In this exercise, return the whole listing exactly, excluding any images.

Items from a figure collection
* Begin *
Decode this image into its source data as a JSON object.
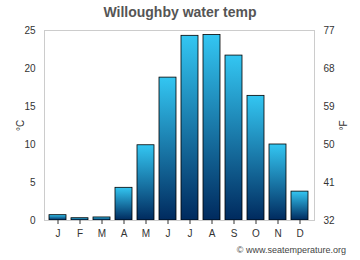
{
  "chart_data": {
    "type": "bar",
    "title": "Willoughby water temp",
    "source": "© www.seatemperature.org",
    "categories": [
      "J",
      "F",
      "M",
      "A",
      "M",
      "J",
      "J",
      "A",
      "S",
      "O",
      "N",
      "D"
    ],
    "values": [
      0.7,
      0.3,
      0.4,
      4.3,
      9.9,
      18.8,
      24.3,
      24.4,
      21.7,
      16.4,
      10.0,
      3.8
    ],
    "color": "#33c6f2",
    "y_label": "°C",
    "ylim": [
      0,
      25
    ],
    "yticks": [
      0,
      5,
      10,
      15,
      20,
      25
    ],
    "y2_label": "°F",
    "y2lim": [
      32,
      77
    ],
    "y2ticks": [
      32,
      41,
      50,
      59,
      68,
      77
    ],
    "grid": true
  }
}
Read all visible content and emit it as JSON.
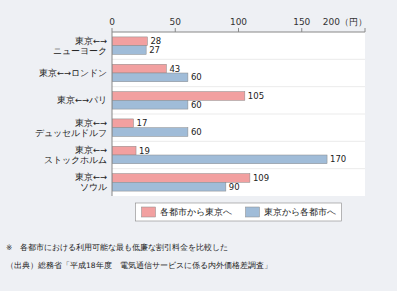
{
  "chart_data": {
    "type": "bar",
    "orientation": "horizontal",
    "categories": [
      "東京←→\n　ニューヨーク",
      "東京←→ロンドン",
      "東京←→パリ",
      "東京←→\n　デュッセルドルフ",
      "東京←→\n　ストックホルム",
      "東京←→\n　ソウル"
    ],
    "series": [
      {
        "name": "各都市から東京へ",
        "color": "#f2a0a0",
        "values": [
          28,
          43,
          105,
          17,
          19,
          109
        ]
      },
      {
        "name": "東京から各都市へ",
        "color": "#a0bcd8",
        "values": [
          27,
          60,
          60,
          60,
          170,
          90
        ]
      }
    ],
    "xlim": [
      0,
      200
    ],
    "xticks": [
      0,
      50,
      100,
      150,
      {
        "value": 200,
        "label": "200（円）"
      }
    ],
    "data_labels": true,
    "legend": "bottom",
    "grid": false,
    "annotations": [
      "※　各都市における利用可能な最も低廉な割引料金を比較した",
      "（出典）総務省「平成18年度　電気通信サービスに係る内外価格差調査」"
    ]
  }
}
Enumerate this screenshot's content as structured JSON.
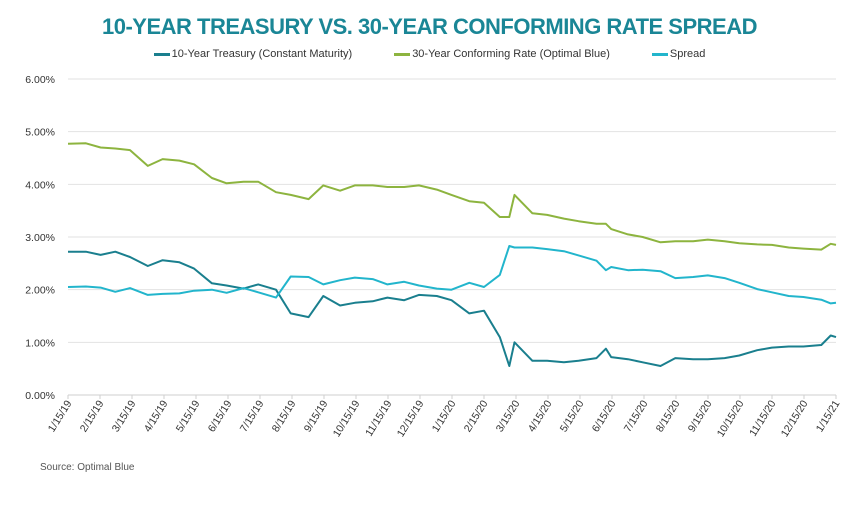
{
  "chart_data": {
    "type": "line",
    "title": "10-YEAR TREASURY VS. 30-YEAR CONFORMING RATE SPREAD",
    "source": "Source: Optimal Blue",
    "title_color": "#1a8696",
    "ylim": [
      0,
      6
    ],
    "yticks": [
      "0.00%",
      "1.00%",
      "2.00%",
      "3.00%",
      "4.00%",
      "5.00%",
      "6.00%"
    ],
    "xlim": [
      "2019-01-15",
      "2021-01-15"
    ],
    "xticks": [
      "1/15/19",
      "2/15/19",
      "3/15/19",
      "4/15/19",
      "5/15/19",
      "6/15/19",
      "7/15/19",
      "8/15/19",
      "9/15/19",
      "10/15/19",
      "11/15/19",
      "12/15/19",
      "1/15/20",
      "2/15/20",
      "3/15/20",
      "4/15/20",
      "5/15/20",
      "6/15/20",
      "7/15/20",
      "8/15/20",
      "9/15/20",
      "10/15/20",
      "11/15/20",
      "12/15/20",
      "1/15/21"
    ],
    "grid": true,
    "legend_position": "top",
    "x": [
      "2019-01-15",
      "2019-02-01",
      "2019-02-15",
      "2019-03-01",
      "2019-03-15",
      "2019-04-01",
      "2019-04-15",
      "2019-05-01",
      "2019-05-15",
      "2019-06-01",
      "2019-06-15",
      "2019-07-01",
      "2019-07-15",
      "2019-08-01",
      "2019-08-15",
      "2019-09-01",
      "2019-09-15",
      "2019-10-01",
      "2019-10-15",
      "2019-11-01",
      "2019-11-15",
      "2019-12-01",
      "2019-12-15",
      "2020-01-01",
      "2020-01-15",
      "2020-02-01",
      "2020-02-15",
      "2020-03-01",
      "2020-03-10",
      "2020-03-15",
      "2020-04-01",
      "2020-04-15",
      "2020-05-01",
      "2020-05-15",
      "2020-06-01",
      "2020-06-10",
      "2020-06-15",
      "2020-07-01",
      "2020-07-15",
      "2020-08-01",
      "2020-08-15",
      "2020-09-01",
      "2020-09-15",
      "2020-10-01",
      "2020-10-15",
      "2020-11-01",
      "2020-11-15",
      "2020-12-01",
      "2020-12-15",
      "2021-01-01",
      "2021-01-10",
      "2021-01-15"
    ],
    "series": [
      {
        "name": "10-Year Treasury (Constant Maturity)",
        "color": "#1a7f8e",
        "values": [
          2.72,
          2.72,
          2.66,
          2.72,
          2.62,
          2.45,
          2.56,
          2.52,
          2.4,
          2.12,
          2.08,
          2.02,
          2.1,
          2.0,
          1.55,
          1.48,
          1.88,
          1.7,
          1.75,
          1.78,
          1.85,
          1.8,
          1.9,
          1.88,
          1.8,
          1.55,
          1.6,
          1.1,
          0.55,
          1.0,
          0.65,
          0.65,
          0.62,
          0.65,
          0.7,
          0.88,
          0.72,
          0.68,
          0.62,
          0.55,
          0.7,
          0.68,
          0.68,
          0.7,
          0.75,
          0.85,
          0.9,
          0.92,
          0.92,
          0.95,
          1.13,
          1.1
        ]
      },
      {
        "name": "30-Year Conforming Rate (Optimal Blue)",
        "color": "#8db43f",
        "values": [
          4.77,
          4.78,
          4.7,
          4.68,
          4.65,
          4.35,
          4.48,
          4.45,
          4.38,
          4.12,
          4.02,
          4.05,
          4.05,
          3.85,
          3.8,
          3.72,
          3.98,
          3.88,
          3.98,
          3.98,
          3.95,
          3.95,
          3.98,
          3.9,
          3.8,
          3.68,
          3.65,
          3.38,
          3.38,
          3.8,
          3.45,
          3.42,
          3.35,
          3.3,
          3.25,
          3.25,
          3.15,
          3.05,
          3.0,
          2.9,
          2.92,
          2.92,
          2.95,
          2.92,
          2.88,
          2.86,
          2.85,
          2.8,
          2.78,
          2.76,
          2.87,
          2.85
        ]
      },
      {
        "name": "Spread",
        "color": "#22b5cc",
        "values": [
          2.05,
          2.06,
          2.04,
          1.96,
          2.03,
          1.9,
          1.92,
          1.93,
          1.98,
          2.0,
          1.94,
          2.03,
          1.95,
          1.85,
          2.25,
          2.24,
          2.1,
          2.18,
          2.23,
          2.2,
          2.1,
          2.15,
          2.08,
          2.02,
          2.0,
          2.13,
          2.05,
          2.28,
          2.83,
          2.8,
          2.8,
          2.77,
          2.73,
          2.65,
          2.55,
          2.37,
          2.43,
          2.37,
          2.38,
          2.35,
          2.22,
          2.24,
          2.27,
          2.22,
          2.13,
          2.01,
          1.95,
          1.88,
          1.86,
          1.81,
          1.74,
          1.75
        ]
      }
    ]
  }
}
* End *
◆ Answer below ◆
Decode this image into its source data as a JSON object.
{
  "chart_data": {
    "type": "bar",
    "title": "Willoughby water temp",
    "source": "© www.seatemperature.org",
    "categories": [
      "J",
      "F",
      "M",
      "A",
      "M",
      "J",
      "J",
      "A",
      "S",
      "O",
      "N",
      "D"
    ],
    "values": [
      0.7,
      0.3,
      0.4,
      4.3,
      9.9,
      18.8,
      24.3,
      24.4,
      21.7,
      16.4,
      10.0,
      3.8
    ],
    "color": "#33c6f2",
    "y_label": "°C",
    "ylim": [
      0,
      25
    ],
    "yticks": [
      0,
      5,
      10,
      15,
      20,
      25
    ],
    "y2_label": "°F",
    "y2lim": [
      32,
      77
    ],
    "y2ticks": [
      32,
      41,
      50,
      59,
      68,
      77
    ],
    "grid": true
  }
}
Read all visible content and emit it as JSON.
{
  "chart_data": {
    "type": "bar",
    "orientation": "horizontal",
    "categories": [
      "東京←→\n　ニューヨーク",
      "東京←→ロンドン",
      "東京←→パリ",
      "東京←→\n　デュッセルドルフ",
      "東京←→\n　ストックホルム",
      "東京←→\n　ソウル"
    ],
    "series": [
      {
        "name": "各都市から東京へ",
        "color": "#f2a0a0",
        "values": [
          28,
          43,
          105,
          17,
          19,
          109
        ]
      },
      {
        "name": "東京から各都市へ",
        "color": "#a0bcd8",
        "values": [
          27,
          60,
          60,
          60,
          170,
          90
        ]
      }
    ],
    "xlim": [
      0,
      200
    ],
    "xticks": [
      0,
      50,
      100,
      150,
      {
        "value": 200,
        "label": "200（円）"
      }
    ],
    "data_labels": true,
    "legend": "bottom",
    "grid": false,
    "annotations": [
      "※　各都市における利用可能な最も低廉な割引料金を比較した",
      "（出典）総務省「平成18年度　電気通信サービスに係る内外価格差調査」"
    ]
  }
}
Enumerate this screenshot's content as structured JSON.
{
  "chart_data": {
    "type": "line",
    "title": "10-YEAR TREASURY VS. 30-YEAR CONFORMING RATE SPREAD",
    "source": "Source: Optimal Blue",
    "title_color": "#1a8696",
    "ylim": [
      0,
      6
    ],
    "yticks": [
      "0.00%",
      "1.00%",
      "2.00%",
      "3.00%",
      "4.00%",
      "5.00%",
      "6.00%"
    ],
    "xlim": [
      "2019-01-15",
      "2021-01-15"
    ],
    "xticks": [
      "1/15/19",
      "2/15/19",
      "3/15/19",
      "4/15/19",
      "5/15/19",
      "6/15/19",
      "7/15/19",
      "8/15/19",
      "9/15/19",
      "10/15/19",
      "11/15/19",
      "12/15/19",
      "1/15/20",
      "2/15/20",
      "3/15/20",
      "4/15/20",
      "5/15/20",
      "6/15/20",
      "7/15/20",
      "8/15/20",
      "9/15/20",
      "10/15/20",
      "11/15/20",
      "12/15/20",
      "1/15/21"
    ],
    "grid": true,
    "legend_position": "top",
    "x": [
      "2019-01-15",
      "2019-02-01",
      "2019-02-15",
      "2019-03-01",
      "2019-03-15",
      "2019-04-01",
      "2019-04-15",
      "2019-05-01",
      "2019-05-15",
      "2019-06-01",
      "2019-06-15",
      "2019-07-01",
      "2019-07-15",
      "2019-08-01",
      "2019-08-15",
      "2019-09-01",
      "2019-09-15",
      "2019-10-01",
      "2019-10-15",
      "2019-11-01",
      "2019-11-15",
      "2019-12-01",
      "2019-12-15",
      "2020-01-01",
      "2020-01-15",
      "2020-02-01",
      "2020-02-15",
      "2020-03-01",
      "2020-03-10",
      "2020-03-15",
      "2020-04-01",
      "2020-04-15",
      "2020-05-01",
      "2020-05-15",
      "2020-06-01",
      "2020-06-10",
      "2020-06-15",
      "2020-07-01",
      "2020-07-15",
      "2020-08-01",
      "2020-08-15",
      "2020-09-01",
      "2020-09-15",
      "2020-10-01",
      "2020-10-15",
      "2020-11-01",
      "2020-11-15",
      "2020-12-01",
      "2020-12-15",
      "2021-01-01",
      "2021-01-10",
      "2021-01-15"
    ],
    "series": [
      {
        "name": "10-Year Treasury (Constant Maturity)",
        "color": "#1a7f8e",
        "values": [
          2.72,
          2.72,
          2.66,
          2.72,
          2.62,
          2.45,
          2.56,
          2.52,
          2.4,
          2.12,
          2.08,
          2.02,
          2.1,
          2.0,
          1.55,
          1.48,
          1.88,
          1.7,
          1.75,
          1.78,
          1.85,
          1.8,
          1.9,
          1.88,
          1.8,
          1.55,
          1.6,
          1.1,
          0.55,
          1.0,
          0.65,
          0.65,
          0.62,
          0.65,
          0.7,
          0.88,
          0.72,
          0.68,
          0.62,
          0.55,
          0.7,
          0.68,
          0.68,
          0.7,
          0.75,
          0.85,
          0.9,
          0.92,
          0.92,
          0.95,
          1.13,
          1.1
        ]
      },
      {
        "name": "30-Year Conforming Rate (Optimal Blue)",
        "color": "#8db43f",
        "values": [
          4.77,
          4.78,
          4.7,
          4.68,
          4.65,
          4.35,
          4.48,
          4.45,
          4.38,
          4.12,
          4.02,
          4.05,
          4.05,
          3.85,
          3.8,
          3.72,
          3.98,
          3.88,
          3.98,
          3.98,
          3.95,
          3.95,
          3.98,
          3.9,
          3.8,
          3.68,
          3.65,
          3.38,
          3.38,
          3.8,
          3.45,
          3.42,
          3.35,
          3.3,
          3.25,
          3.25,
          3.15,
          3.05,
          3.0,
          2.9,
          2.92,
          2.92,
          2.95,
          2.92,
          2.88,
          2.86,
          2.85,
          2.8,
          2.78,
          2.76,
          2.87,
          2.85
        ]
      },
      {
        "name": "Spread",
        "color": "#22b5cc",
        "values": [
          2.05,
          2.06,
          2.04,
          1.96,
          2.03,
          1.9,
          1.92,
          1.93,
          1.98,
          2.0,
          1.94,
          2.03,
          1.95,
          1.85,
          2.25,
          2.24,
          2.1,
          2.18,
          2.23,
          2.2,
          2.1,
          2.15,
          2.08,
          2.02,
          2.0,
          2.13,
          2.05,
          2.28,
          2.83,
          2.8,
          2.8,
          2.77,
          2.73,
          2.65,
          2.55,
          2.37,
          2.43,
          2.37,
          2.38,
          2.35,
          2.22,
          2.24,
          2.27,
          2.22,
          2.13,
          2.01,
          1.95,
          1.88,
          1.86,
          1.81,
          1.74,
          1.75
        ]
      }
    ]
  }
}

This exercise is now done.